* **TASK GOAL**
What lines of the data include the string "plain"? Copy them all.
:::
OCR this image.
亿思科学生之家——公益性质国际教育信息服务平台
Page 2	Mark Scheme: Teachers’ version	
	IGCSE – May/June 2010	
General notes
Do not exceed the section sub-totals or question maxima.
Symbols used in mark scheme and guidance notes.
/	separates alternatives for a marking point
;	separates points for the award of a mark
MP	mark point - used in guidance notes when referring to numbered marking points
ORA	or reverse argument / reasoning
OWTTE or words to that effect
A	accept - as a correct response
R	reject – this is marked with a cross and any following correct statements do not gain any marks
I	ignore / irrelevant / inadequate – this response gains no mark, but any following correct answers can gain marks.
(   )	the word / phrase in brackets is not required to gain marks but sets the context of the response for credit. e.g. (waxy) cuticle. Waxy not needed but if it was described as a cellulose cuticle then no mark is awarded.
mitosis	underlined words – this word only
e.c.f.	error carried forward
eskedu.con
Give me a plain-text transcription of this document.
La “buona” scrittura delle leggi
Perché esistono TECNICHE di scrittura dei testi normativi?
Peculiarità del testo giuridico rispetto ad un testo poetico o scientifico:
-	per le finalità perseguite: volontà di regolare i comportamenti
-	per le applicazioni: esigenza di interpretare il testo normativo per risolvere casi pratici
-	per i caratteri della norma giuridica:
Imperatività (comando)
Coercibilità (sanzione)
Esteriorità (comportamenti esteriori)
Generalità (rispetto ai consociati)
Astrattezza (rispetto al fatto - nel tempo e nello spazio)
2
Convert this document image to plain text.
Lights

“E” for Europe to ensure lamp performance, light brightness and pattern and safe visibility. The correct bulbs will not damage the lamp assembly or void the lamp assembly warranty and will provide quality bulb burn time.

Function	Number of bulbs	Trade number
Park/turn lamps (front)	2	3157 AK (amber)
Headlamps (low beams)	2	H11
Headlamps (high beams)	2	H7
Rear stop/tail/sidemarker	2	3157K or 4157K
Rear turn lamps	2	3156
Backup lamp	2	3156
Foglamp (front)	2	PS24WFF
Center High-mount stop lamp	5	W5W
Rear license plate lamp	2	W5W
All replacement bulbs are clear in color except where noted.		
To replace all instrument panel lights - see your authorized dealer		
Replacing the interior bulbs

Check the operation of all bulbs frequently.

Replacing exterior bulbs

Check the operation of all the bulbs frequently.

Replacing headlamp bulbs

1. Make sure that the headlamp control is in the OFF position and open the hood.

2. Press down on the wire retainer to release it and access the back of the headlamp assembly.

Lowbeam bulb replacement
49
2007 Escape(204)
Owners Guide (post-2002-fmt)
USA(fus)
:::
* **SOLUTION FOR THIS PROBLEM**
Give me a plain-text transcription of this document.
Convert this document image to plain text.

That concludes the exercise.